▶ _Set exercise_:
Copy the lines of the data below character for character, starting with the line that contains "paragraph: M. Delaporte" and continuing up to and including the line that contains "feuilleton-divider: [18, 748, 740, 750]".

* Start Stored rows *

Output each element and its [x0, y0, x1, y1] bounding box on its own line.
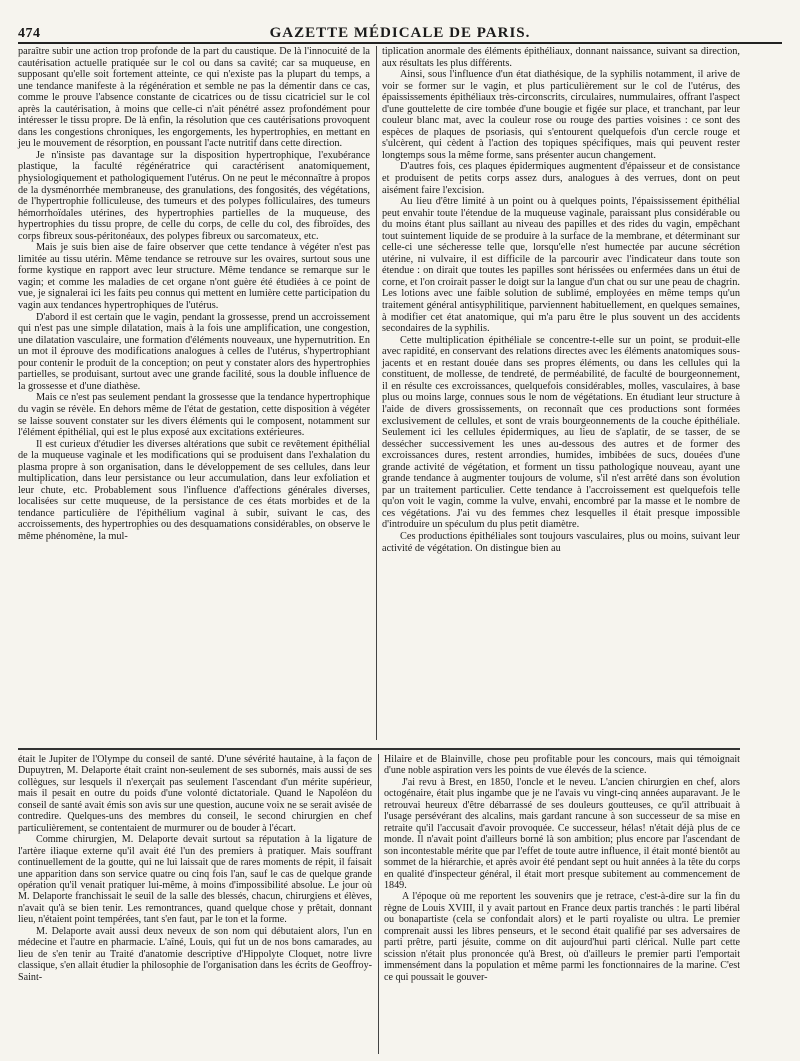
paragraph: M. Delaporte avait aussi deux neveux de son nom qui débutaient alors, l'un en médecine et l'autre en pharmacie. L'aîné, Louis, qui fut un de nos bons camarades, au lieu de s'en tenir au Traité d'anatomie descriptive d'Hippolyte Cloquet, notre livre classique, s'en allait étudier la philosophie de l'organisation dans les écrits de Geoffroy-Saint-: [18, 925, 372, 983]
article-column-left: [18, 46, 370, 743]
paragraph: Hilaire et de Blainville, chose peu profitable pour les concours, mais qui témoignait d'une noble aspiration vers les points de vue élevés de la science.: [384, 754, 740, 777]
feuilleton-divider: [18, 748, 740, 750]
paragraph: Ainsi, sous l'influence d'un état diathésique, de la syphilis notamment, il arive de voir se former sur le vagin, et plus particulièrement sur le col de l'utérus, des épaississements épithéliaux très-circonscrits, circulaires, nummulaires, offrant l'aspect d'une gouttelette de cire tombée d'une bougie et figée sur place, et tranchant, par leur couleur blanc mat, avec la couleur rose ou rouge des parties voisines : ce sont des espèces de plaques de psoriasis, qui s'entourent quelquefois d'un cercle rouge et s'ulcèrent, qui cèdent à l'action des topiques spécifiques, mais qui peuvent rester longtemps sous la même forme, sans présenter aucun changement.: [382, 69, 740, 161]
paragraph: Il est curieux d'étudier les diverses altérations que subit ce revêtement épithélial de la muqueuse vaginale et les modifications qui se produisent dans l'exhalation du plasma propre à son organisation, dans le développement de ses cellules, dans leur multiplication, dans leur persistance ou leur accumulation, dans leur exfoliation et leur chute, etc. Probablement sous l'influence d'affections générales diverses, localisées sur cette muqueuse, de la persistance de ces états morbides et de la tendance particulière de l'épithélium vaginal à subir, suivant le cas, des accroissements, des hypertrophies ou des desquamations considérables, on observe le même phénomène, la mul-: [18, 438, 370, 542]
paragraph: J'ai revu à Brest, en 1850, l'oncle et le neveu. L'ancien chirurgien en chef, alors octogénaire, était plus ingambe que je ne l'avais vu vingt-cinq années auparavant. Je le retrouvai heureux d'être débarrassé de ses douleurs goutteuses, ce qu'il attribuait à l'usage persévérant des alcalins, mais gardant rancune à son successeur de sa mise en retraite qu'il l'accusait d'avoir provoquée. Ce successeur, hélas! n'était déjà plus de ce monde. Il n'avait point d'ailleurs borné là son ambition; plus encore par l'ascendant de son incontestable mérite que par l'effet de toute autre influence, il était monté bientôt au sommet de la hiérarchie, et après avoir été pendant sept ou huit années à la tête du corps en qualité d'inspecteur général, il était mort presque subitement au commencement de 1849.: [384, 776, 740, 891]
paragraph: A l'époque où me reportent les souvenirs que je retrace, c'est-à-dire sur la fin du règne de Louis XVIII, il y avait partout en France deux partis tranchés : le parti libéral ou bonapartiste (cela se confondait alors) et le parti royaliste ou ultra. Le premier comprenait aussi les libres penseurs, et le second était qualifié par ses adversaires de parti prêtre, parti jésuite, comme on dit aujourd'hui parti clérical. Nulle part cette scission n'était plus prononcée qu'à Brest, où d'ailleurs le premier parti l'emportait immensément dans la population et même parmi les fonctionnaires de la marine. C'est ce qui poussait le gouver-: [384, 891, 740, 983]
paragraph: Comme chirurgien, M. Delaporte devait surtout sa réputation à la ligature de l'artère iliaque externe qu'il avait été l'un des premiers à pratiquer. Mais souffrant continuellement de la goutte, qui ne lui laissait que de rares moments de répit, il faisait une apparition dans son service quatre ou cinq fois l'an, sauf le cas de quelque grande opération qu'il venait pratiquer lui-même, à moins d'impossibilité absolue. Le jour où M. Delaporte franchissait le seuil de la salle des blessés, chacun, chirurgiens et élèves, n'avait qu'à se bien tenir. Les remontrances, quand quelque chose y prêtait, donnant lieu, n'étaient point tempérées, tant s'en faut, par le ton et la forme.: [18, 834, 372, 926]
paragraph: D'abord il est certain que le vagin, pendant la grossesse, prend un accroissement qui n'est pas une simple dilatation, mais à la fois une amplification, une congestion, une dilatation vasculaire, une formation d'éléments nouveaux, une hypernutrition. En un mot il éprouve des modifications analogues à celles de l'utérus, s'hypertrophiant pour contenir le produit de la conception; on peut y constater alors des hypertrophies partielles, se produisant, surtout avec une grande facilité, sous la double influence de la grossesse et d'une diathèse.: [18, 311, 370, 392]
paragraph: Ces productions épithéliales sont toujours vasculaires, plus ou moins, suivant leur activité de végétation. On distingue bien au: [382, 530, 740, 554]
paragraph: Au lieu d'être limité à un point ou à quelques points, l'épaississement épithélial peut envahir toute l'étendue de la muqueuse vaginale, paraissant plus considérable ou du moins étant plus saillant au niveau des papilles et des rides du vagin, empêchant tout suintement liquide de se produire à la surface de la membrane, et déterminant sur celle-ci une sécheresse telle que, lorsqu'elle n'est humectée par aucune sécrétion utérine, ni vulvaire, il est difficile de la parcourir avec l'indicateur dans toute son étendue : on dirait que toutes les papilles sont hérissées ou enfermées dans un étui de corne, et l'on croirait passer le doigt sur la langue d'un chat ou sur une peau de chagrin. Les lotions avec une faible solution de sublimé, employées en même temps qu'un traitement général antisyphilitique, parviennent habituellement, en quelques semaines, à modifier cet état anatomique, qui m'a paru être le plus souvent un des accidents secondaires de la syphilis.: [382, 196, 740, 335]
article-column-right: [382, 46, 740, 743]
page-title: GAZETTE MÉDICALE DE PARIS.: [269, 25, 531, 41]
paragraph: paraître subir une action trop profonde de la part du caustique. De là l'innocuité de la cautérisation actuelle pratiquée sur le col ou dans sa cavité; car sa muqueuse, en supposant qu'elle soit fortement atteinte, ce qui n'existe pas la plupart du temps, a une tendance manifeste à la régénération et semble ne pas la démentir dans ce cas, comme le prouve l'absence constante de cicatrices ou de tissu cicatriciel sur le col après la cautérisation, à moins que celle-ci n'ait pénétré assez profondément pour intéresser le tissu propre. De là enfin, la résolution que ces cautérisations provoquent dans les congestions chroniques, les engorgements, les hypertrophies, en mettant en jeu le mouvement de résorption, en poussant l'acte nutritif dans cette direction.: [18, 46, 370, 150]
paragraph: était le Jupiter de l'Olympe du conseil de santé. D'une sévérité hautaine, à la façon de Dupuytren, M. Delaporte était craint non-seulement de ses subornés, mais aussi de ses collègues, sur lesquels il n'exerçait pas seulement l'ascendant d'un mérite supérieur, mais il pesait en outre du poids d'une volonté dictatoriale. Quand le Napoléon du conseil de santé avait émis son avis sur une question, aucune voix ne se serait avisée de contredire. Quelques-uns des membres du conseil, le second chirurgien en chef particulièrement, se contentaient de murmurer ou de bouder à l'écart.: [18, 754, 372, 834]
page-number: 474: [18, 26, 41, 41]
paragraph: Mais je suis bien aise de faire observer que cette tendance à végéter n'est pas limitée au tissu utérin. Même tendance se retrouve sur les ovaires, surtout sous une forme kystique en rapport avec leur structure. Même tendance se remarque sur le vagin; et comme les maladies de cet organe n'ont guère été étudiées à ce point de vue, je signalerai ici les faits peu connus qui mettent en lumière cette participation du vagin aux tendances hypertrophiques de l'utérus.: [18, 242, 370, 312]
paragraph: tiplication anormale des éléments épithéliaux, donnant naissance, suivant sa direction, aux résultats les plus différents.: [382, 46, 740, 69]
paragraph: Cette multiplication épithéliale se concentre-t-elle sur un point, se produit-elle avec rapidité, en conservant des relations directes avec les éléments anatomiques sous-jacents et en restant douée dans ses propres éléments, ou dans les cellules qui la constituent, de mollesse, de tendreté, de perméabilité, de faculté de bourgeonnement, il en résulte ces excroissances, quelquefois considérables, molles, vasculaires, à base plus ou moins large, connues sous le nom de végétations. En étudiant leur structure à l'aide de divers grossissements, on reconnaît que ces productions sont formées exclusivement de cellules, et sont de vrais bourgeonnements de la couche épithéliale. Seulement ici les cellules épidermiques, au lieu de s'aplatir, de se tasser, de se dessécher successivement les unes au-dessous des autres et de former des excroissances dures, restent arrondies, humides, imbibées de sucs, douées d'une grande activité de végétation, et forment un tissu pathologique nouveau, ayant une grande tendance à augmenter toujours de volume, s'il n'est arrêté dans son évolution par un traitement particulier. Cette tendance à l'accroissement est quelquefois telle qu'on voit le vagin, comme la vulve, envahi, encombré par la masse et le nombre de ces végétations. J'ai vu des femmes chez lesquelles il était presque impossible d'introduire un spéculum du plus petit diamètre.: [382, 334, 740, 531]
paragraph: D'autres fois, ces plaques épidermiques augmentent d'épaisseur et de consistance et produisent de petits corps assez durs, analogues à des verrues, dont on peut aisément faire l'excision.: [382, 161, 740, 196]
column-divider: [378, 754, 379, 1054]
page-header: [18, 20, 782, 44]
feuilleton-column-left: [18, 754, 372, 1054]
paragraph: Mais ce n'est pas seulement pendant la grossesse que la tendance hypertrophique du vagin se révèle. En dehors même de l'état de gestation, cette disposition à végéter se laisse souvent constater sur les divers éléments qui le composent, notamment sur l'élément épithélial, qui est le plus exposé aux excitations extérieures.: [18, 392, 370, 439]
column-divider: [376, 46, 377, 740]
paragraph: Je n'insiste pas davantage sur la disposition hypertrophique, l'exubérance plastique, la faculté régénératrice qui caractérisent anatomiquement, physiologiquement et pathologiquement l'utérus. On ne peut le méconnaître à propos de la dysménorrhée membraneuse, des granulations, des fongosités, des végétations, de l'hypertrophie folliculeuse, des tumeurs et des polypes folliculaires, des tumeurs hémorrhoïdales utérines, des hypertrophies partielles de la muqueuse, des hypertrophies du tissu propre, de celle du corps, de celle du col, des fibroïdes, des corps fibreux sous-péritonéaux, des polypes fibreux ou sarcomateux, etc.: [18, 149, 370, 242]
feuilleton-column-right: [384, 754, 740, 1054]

* End Stored rows *

▶ _Output below_:
paragraph: M. Delaporte avait aussi deux neveux de son nom qui débutaient alors, l'un en médecine et l'autre en pharmacie. L'aîné, Louis, qui fut un de nos bons camarades, au lieu de s'en tenir au Traité d'anatomie descriptive d'Hippolyte Cloquet, notre livre classique, s'en allait étudier la philosophie de l'organisation dans les écrits de Geoffroy-Saint-: [18, 925, 372, 983]
article-column-left: [18, 46, 370, 743]
paragraph: Hilaire et de Blainville, chose peu profitable pour les concours, mais qui témoignait d'une noble aspiration vers les points de vue élevés de la science.: [384, 754, 740, 777]
feuilleton-divider: [18, 748, 740, 750]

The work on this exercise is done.